[Directions for this task] Go through the listing and set it down exactly, leaving out its pictures.

-- Start --

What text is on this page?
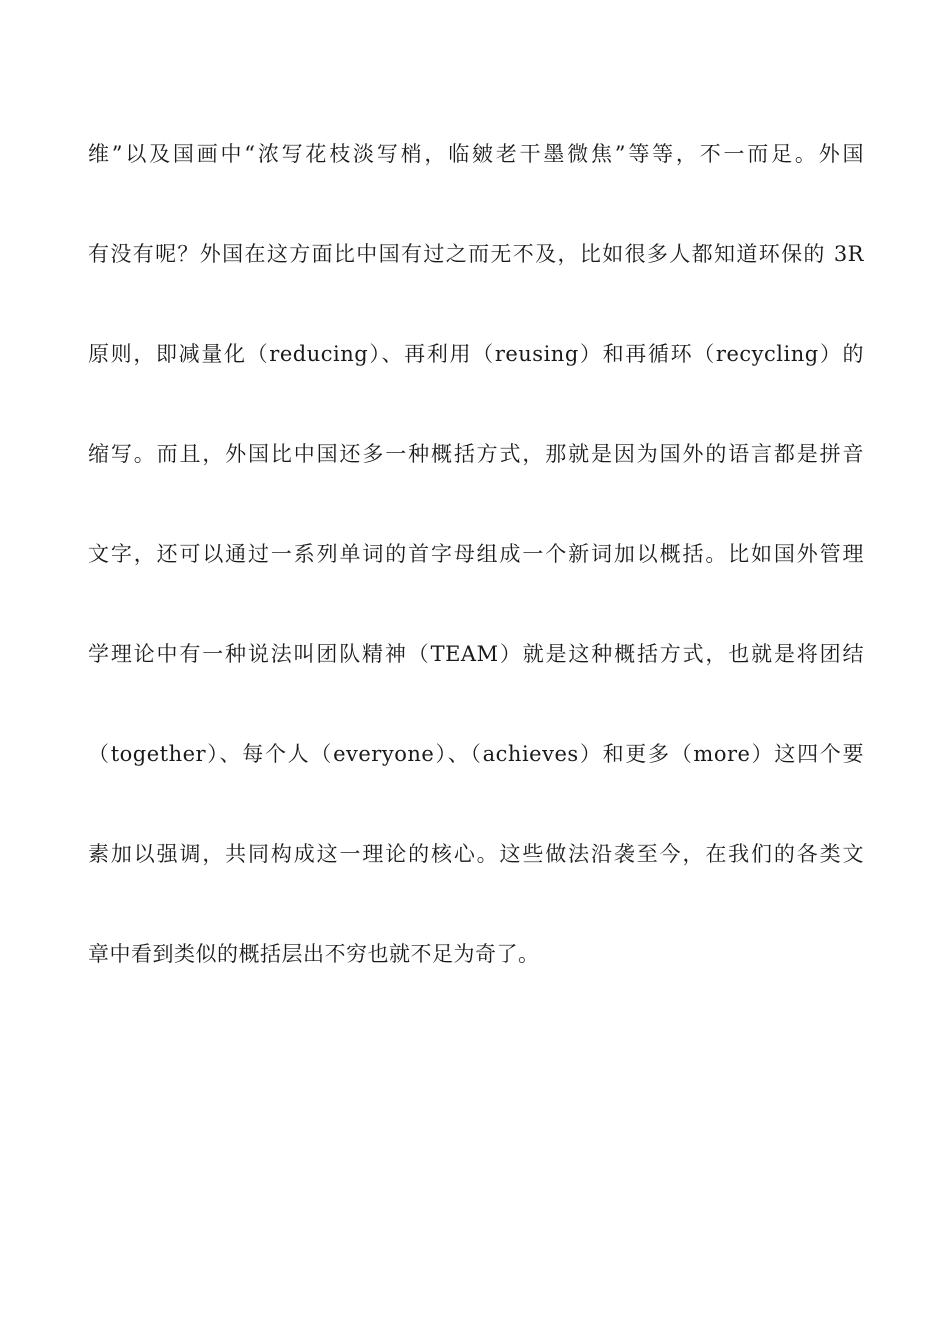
维”以及国画中“浓写花枝淡写梢，临皴老干墨微焦”等等，不一而足。外国
有没有呢？外国在这方面比中国有过之而无不及，比如很多人都知道环保的 3R
原则，即减量化（reducing）、再利用（reusing）和再循环（recycling）的
缩写。而且，外国比中国还多一种概括方式，那就是因为国外的语言都是拼音
文字，还可以通过一系列单词的首字母组成一个新词加以概括。比如国外管理
学理论中有一种说法叫团队精神（TEAM）就是这种概括方式，也就是将团结
（together）、每个人（everyone）、（achieves）和更多（more）这四个要
素加以强调，共同构成这一理论的核心。这些做法沿袭至今，在我们的各类文
章中看到类似的概括层出不穷也就不足为奇了。
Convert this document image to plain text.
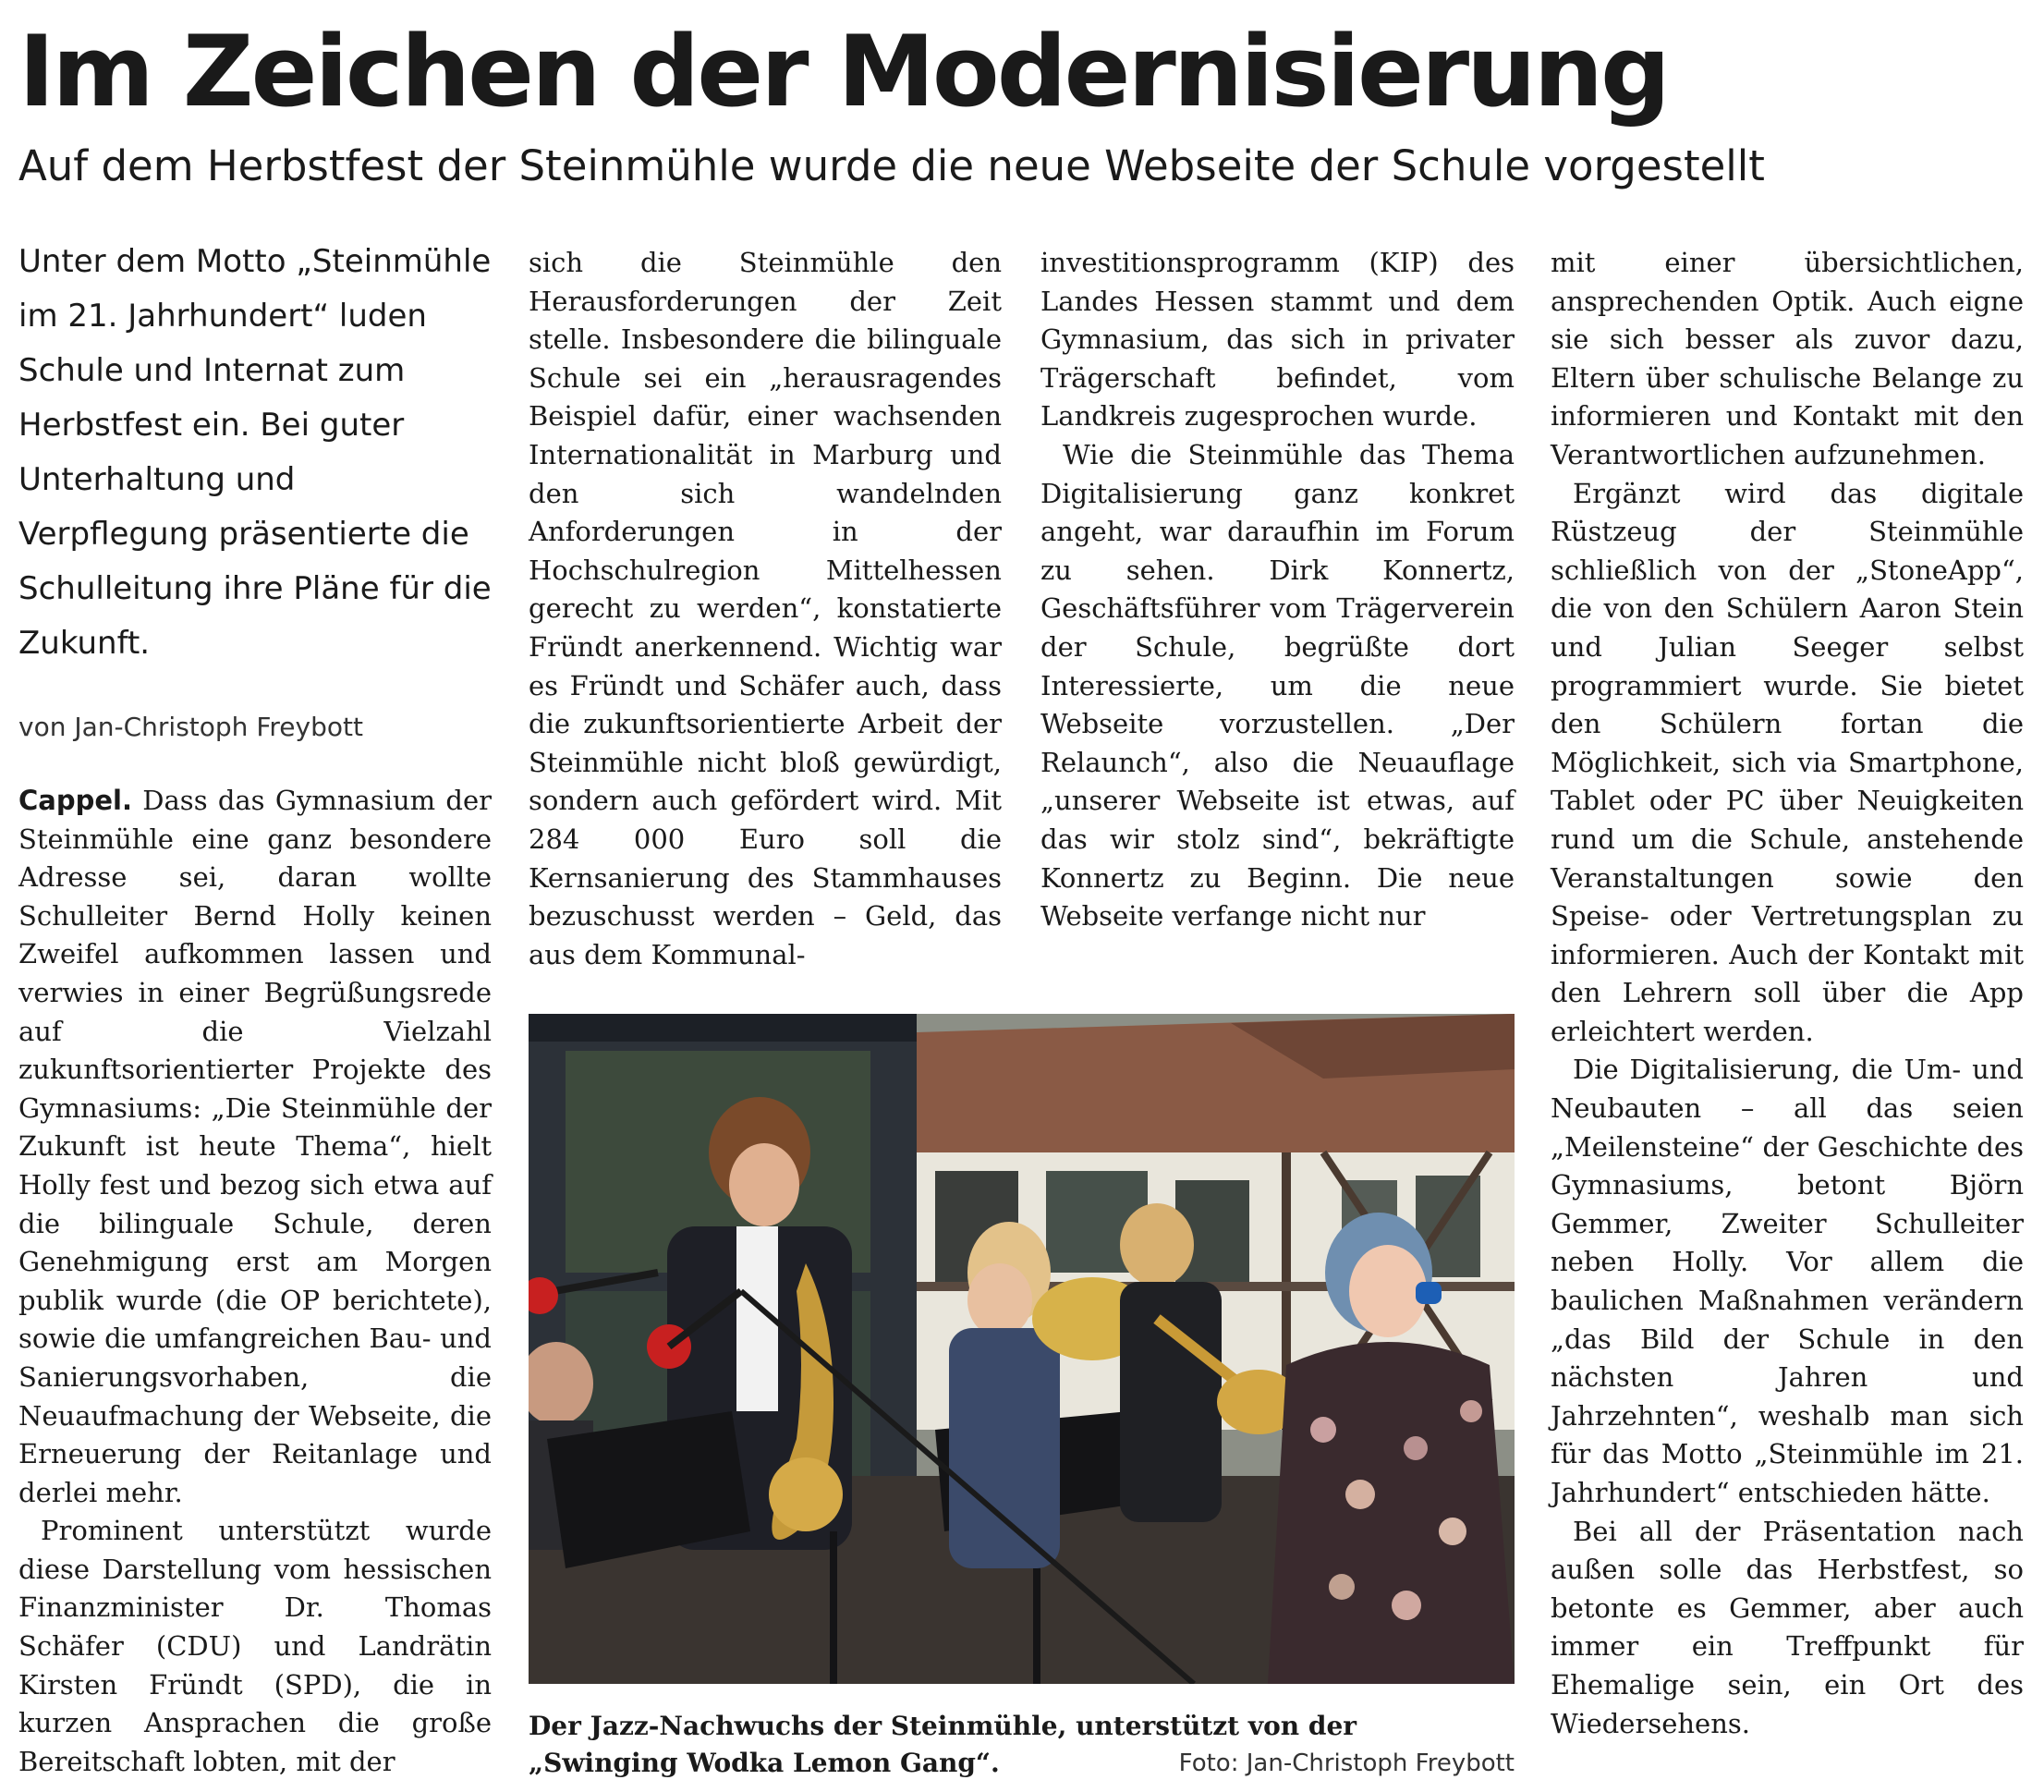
Im Zeichen der Modernisierung
Auf dem Herbstfest der Steinmühle wurde die neue Webseite der Schule vorgestellt

Unter dem Motto „Steinmühle im 21. Jahrhundert“ luden Schule und Internat zum Herbstfest ein. Bei guter Unterhaltung und Verpflegung präsentierte die Schulleitung ihre Pläne für die Zukunft.

von Jan-Christoph Freybott

Cappel. Dass das Gymnasium der Steinmühle eine ganz besondere Adresse sei, daran wollte Schulleiter Bernd Holly keinen Zweifel aufkommen lassen und verwies in einer Begrüßungsrede auf die Vielzahl zukunftsorientierter Projekte des Gymnasiums: „Die Steinmühle der Zukunft ist heute Thema“, hielt Holly fest und bezog sich etwa auf die bilinguale Schule, deren Genehmigung erst am Morgen publik wurde (die OP berichtete), sowie die umfangreichen Bau- und Sanierungsvorhaben, die Neuaufmachung der Webseite, die Erneuerung der Reitanlage und derlei mehr.

Prominent unterstützt wurde diese Darstellung vom hessischen Finanzminister Dr. Thomas Schäfer (CDU) und Landrätin Kirsten Fründt (SPD), die in kurzen Ansprachen die große Bereitschaft lobten, mit der

sich die Steinmühle den Herausforderungen der Zeit stelle. Insbesondere die bilinguale Schule sei ein „herausragendes Beispiel dafür, einer wachsenden Internationalität in Marburg und den sich wandelnden Anforderungen in der Hochschulregion Mittelhessen gerecht zu werden“, konstatierte Fründt anerkennend. Wichtig war es Fründt und Schäfer auch, dass die zukunftsorientierte Arbeit der Steinmühle nicht bloß gewürdigt, sondern auch gefördert wird. Mit 284 000 Euro soll die Kernsanierung des Stammhauses bezuschusst werden – Geld, das aus dem Kommunal-

investitionsprogramm (KIP) des Landes Hessen stammt und dem Gymnasium, das sich in privater Trägerschaft befindet, vom Landkreis zugesprochen wurde.

Wie die Steinmühle das Thema Digitalisierung ganz konkret angeht, war daraufhin im Forum zu sehen. Dirk Konnertz, Geschäftsführer vom Trägerverein der Schule, begrüßte dort Interessierte, um die neue Webseite vorzustellen. „Der Relaunch“, also die Neuauflage „unserer Webseite ist etwas, auf das wir stolz sind“, bekräftigte Konnertz zu Beginn. Die neue Webseite verfange nicht nur

mit einer übersichtlichen, ansprechenden Optik. Auch eigne sie sich besser als zuvor dazu, Eltern über schulische Belange zu informieren und Kontakt mit den Verantwortlichen aufzunehmen.

Ergänzt wird das digitale Rüstzeug der Steinmühle schließlich von der „StoneApp“, die von den Schülern Aaron Stein und Julian Seeger selbst programmiert wurde. Sie bietet den Schülern fortan die Möglichkeit, sich via Smartphone, Tablet oder PC über Neuigkeiten rund um die Schule, anstehende Veranstaltungen sowie den Speise- oder Vertretungsplan zu informieren. Auch der Kontakt mit den Lehrern soll über die App erleichtert werden.

Die Digitalisierung, die Um- und Neubauten – all das seien „Meilensteine“ der Geschichte des Gymnasiums, betont Björn Gemmer, Zweiter Schulleiter neben Holly. Vor allem die baulichen Maßnahmen verändern „das Bild der Schule in den nächsten Jahren und Jahrzehnten“, weshalb man sich für das Motto „Steinmühle im 21. Jahrhundert“ entschieden hätte.

Bei all der Präsentation nach außen solle das Herbstfest, so betonte es Gemmer, aber auch immer ein Treffpunkt für Ehemalige sein, ein Ort des Wiedersehens.

Der Jazz-Nachwuchs der Steinmühle, unterstützt von der „Swinging Wodka Lemon Gang“.	Foto: Jan-Christoph Freybott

-- End --

[Result]
What text is on this page?
维”以及国画中“浓写花枝淡写梢，临皴老干墨微焦”等等，不一而足。外国
有没有呢？外国在这方面比中国有过之而无不及，比如很多人都知道环保的 3R
原则，即减量化（reducing）、再利用（reusing）和再循环（recycling）的
缩写。而且，外国比中国还多一种概括方式，那就是因为国外的语言都是拼音
文字，还可以通过一系列单词的首字母组成一个新词加以概括。比如国外管理
学理论中有一种说法叫团队精神（TEAM）就是这种概括方式，也就是将团结
（together）、每个人（everyone）、（achieves）和更多（more）这四个要
素加以强调，共同构成这一理论的核心。这些做法沿袭至今，在我们的各类文
章中看到类似的概括层出不穷也就不足为奇了。
Convert this document image to plain text.
Im Zeichen der Modernisierung
Auf dem Herbstfest der Steinmühle wurde die neue Webseite der Schule vorgestellt

Unter dem Motto „Steinmühle im 21. Jahrhundert“ luden Schule und Internat zum Herbstfest ein. Bei guter Unterhaltung und Verpflegung präsentierte die Schulleitung ihre Pläne für die Zukunft.

von Jan-Christoph Freybott

Cappel. Dass das Gymnasium der Steinmühle eine ganz besondere Adresse sei, daran wollte Schulleiter Bernd Holly keinen Zweifel aufkommen lassen und verwies in einer Begrüßungsrede auf die Vielzahl zukunftsorientierter Projekte des Gymnasiums: „Die Steinmühle der Zukunft ist heute Thema“, hielt Holly fest und bezog sich etwa auf die bilinguale Schule, deren Genehmigung erst am Morgen publik wurde (die OP berichtete), sowie die umfangreichen Bau- und Sanierungsvorhaben, die Neuaufmachung der Webseite, die Erneuerung der Reitanlage und derlei mehr.

Prominent unterstützt wurde diese Darstellung vom hessischen Finanzminister Dr. Thomas Schäfer (CDU) und Landrätin Kirsten Fründt (SPD), die in kurzen Ansprachen die große Bereitschaft lobten, mit der

sich die Steinmühle den Herausforderungen der Zeit stelle. Insbesondere die bilinguale Schule sei ein „herausragendes Beispiel dafür, einer wachsenden Internationalität in Marburg und den sich wandelnden Anforderungen in der Hochschulregion Mittelhessen gerecht zu werden“, konstatierte Fründt anerkennend. Wichtig war es Fründt und Schäfer auch, dass die zukunftsorientierte Arbeit der Steinmühle nicht bloß gewürdigt, sondern auch gefördert wird. Mit 284 000 Euro soll die Kernsanierung des Stammhauses bezuschusst werden – Geld, das aus dem Kommunal-

investitionsprogramm (KIP) des Landes Hessen stammt und dem Gymnasium, das sich in privater Trägerschaft befindet, vom Landkreis zugesprochen wurde.

Wie die Steinmühle das Thema Digitalisierung ganz konkret angeht, war daraufhin im Forum zu sehen. Dirk Konnertz, Geschäftsführer vom Trägerverein der Schule, begrüßte dort Interessierte, um die neue Webseite vorzustellen. „Der Relaunch“, also die Neuauflage „unserer Webseite ist etwas, auf das wir stolz sind“, bekräftigte Konnertz zu Beginn. Die neue Webseite verfange nicht nur

mit einer übersichtlichen, ansprechenden Optik. Auch eigne sie sich besser als zuvor dazu, Eltern über schulische Belange zu informieren und Kontakt mit den Verantwortlichen aufzunehmen.

Ergänzt wird das digitale Rüstzeug der Steinmühle schließlich von der „StoneApp“, die von den Schülern Aaron Stein und Julian Seeger selbst programmiert wurde. Sie bietet den Schülern fortan die Möglichkeit, sich via Smartphone, Tablet oder PC über Neuigkeiten rund um die Schule, anstehende Veranstaltungen sowie den Speise- oder Vertretungsplan zu informieren. Auch der Kontakt mit den Lehrern soll über die App erleichtert werden.

Die Digitalisierung, die Um- und Neubauten – all das seien „Meilensteine“ der Geschichte des Gymnasiums, betont Björn Gemmer, Zweiter Schulleiter neben Holly. Vor allem die baulichen Maßnahmen verändern „das Bild der Schule in den nächsten Jahren und Jahrzehnten“, weshalb man sich für das Motto „Steinmühle im 21. Jahrhundert“ entschieden hätte.

Bei all der Präsentation nach außen solle das Herbstfest, so betonte es Gemmer, aber auch immer ein Treffpunkt für Ehemalige sein, ein Ort des Wiedersehens.

Der Jazz-Nachwuchs der Steinmühle, unterstützt von der „Swinging Wodka Lemon Gang“.	Foto: Jan-Christoph Freybott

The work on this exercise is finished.